## [Extract provided]
Amid controversy surrounding Apple's CSAM detection system, a San Francisco Bay Area doctor has been charged with possessing child pornography in his Apple iCloud account, according to federal authorities.

The U.S. Department of Justice announced Thursday that Andrew Mollick, 58, had at least 2,000 sexually exploitative images and videos of children stored in his iCloud account. Mollick is an oncology specialist affiliated with several Bay Area medical facilitates, as well as an associate professor at UCSF School of Medicine.

Additionally, he uploaded one of the images to social media app Kik, according to the recently unsealed federal complaint (via KRON4).

Apple has recently announced plans to introduce a system designed to detect child sexual abuse material (CSAM) in iCloud and provide a report to the National Center for Missing and Exploited Children (NCMEC). The system, which relies on cryptographic techniques to ensure user privacy, has caused controversy among the digital rights and cybersecurity communities.

## [Records supplied]
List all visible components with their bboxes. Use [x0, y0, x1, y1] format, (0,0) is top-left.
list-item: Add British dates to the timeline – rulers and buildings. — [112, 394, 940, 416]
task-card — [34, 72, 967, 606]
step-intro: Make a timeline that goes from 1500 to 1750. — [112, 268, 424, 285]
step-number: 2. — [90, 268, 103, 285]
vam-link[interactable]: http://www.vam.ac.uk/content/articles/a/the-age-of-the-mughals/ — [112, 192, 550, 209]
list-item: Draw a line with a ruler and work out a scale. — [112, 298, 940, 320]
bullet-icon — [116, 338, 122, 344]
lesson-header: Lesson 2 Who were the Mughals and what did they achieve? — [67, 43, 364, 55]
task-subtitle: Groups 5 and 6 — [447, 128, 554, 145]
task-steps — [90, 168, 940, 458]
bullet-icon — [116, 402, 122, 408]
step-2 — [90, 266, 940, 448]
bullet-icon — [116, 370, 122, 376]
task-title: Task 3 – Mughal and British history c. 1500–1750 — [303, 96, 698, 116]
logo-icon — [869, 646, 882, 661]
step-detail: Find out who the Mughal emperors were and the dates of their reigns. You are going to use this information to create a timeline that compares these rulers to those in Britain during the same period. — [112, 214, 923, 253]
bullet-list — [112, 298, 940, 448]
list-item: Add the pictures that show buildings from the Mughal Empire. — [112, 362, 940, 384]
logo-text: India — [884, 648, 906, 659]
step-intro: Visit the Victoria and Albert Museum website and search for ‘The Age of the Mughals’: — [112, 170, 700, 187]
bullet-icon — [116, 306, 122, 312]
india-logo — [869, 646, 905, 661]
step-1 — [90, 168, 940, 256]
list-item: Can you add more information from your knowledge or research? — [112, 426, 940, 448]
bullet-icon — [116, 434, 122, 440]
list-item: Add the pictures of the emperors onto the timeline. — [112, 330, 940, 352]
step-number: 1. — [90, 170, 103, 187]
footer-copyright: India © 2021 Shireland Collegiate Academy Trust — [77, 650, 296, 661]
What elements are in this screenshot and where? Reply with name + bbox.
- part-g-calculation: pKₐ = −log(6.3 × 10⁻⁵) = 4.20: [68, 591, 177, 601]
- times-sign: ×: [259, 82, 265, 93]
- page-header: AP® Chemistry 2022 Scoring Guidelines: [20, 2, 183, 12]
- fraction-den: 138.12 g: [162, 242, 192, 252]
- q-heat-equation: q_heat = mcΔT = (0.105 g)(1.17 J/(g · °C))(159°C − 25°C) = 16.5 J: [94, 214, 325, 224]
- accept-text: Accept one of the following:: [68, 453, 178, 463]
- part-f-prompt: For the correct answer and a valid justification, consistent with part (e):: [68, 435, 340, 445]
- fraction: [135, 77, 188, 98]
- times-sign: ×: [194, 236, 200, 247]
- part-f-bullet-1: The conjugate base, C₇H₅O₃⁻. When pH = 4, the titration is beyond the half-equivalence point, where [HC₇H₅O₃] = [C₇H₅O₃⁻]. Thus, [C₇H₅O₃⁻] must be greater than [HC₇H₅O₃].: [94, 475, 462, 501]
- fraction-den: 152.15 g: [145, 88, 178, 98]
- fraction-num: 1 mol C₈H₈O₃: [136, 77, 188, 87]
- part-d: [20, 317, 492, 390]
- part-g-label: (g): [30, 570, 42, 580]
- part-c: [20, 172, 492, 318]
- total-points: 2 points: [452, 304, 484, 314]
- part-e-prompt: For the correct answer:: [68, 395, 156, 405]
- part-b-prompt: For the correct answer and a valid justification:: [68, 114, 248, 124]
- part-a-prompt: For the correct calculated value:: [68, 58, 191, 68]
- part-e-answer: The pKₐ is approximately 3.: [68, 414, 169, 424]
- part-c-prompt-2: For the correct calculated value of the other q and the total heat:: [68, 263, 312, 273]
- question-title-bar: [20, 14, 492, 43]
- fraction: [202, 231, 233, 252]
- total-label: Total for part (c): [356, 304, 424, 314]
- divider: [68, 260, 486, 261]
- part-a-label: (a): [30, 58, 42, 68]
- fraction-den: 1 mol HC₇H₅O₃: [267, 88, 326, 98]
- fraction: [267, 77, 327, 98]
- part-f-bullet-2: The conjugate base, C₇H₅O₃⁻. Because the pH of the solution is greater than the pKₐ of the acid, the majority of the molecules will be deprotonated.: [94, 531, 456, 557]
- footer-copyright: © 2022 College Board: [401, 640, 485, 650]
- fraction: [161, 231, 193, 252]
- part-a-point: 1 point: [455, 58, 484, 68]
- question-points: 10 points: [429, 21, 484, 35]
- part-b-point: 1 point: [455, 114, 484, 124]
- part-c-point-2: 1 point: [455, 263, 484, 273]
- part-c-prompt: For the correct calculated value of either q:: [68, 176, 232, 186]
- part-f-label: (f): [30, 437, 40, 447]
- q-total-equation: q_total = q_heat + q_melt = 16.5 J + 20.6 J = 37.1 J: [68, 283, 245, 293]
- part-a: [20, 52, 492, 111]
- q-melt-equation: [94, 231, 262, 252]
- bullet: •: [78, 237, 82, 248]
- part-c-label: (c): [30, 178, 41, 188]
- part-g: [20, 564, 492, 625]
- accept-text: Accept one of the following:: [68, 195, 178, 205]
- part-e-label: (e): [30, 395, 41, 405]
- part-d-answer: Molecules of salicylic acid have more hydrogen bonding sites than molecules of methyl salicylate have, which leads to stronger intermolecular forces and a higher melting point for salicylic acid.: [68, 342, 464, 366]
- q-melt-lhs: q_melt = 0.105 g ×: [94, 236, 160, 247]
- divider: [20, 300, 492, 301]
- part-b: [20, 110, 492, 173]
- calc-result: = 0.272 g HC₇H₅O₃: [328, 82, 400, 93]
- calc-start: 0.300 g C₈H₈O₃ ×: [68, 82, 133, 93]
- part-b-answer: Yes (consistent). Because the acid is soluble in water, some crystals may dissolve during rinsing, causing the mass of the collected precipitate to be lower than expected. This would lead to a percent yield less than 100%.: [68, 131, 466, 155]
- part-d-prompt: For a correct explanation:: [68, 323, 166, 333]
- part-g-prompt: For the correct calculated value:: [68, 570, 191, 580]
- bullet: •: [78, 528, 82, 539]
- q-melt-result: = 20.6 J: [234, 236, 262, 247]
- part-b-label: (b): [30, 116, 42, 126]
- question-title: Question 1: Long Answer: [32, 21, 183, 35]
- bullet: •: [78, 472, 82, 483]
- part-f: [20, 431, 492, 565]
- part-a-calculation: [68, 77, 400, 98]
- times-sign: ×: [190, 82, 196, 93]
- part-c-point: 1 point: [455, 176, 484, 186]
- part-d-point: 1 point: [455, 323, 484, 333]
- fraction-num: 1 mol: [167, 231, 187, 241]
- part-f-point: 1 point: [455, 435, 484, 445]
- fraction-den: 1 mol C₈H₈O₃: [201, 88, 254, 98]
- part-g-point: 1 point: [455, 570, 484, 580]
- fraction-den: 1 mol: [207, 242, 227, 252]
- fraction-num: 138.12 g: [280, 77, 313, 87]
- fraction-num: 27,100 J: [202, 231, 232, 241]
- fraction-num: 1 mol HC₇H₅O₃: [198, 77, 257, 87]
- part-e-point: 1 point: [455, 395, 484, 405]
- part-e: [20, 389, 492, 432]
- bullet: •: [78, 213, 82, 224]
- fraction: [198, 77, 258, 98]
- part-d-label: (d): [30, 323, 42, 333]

## [What needs to be done]
Reproduce the passage of the article on Apple's CSAM detection that opens with "Apple has recently" and closes with "and cybersecurity communities.", substituting "encryption methods" for "cryptographic techniques".

## [Expected answer]
Apple has recently announced plans to introduce a system designed to detect child sexual abuse material (CSAM) in iCloud and provide a report to the National Center for Missing and Exploited Children (NCMEC). The system, which relies on encryption methods to ensure user privacy, has caused controversy among the digital rights and cybersecurity communities.